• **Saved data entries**
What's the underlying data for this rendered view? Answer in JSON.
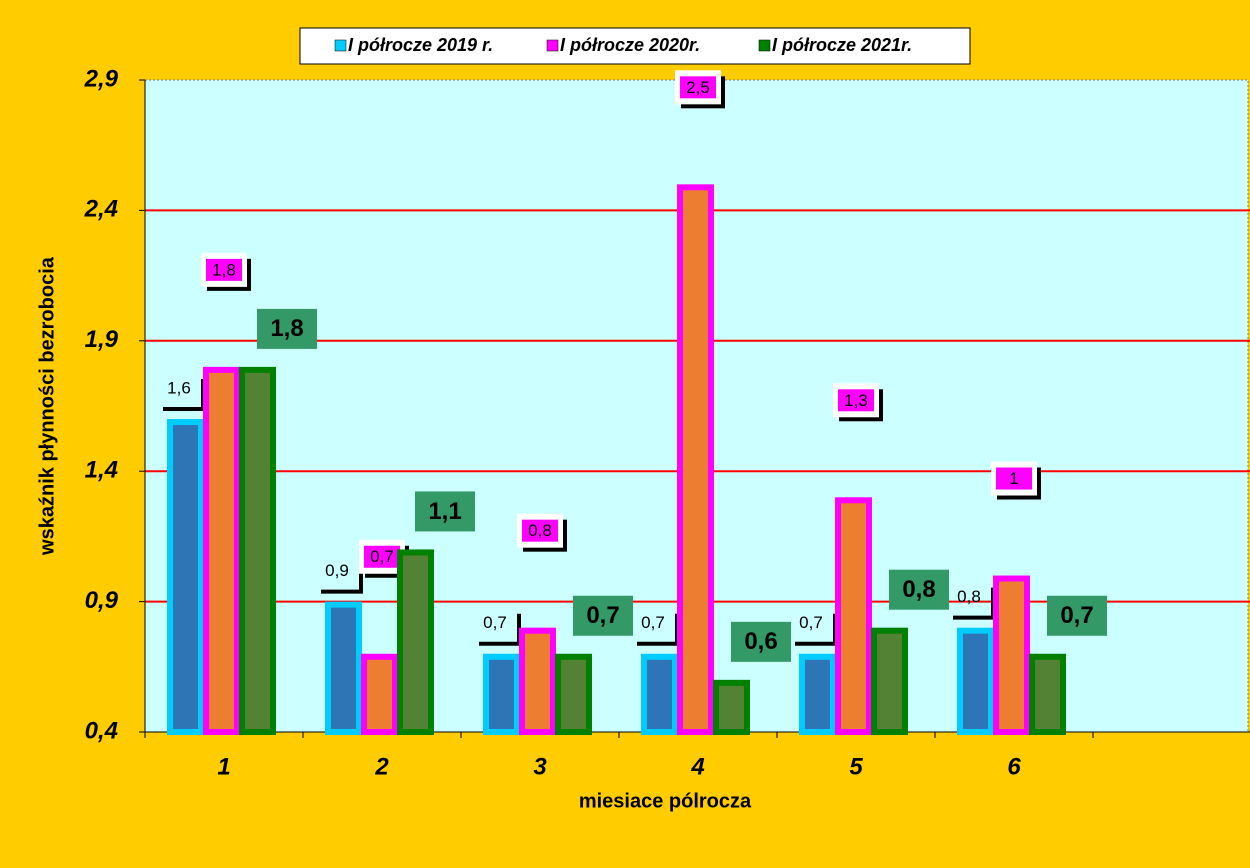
{
  "chart_data": {
    "type": "bar",
    "x_label": "miesiace pólrocza",
    "y_label": "wskaźnik płynności bezrobocia",
    "categories": [
      "1",
      "2",
      "3",
      "4",
      "5",
      "6",
      null
    ],
    "series": [
      {
        "name": "I półrocze 2019 r.",
        "color": "#2E75B6",
        "border": "#00CCFF",
        "values": [
          1.6,
          0.9,
          0.7,
          0.7,
          0.7,
          0.8,
          null
        ],
        "value_labels": [
          "1,6",
          "0,9",
          "0,7",
          "0,7",
          "0,7",
          "0,8",
          null
        ]
      },
      {
        "name": "I półrocze 2020r.",
        "color": "#ED7D31",
        "border": "#FF00FF",
        "values": [
          1.8,
          0.7,
          0.8,
          2.5,
          1.3,
          1,
          null
        ],
        "value_labels": [
          "1,8",
          "0,7",
          "0,8",
          "2,5",
          "1,3",
          "1",
          null
        ]
      },
      {
        "name": "I półrocze 2021r.",
        "color": "#548235",
        "border": "#008000",
        "values": [
          1.8,
          1.1,
          0.7,
          0.6,
          0.8,
          0.7,
          null
        ],
        "value_labels": [
          "1,8",
          "1,1",
          "0,7",
          "0,6",
          "0,8",
          "0,7",
          null
        ]
      }
    ],
    "ylim": [
      0.4,
      2.9
    ],
    "yticks": [
      {
        "value": 0.4,
        "label": "0,4"
      },
      {
        "value": 0.9,
        "label": "0,9"
      },
      {
        "value": 1.4,
        "label": "1,4"
      },
      {
        "value": 1.9,
        "label": "1,9"
      },
      {
        "value": 2.4,
        "label": "2,4"
      },
      {
        "value": 2.9,
        "label": "2,9"
      }
    ],
    "grid": true,
    "grid_color": "#FF0000",
    "legend": "top"
  }
}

• **Problem description**
Of all the lines above, how many contain "półrocze"? Give the number and nothing more.

• **Expected answer**
3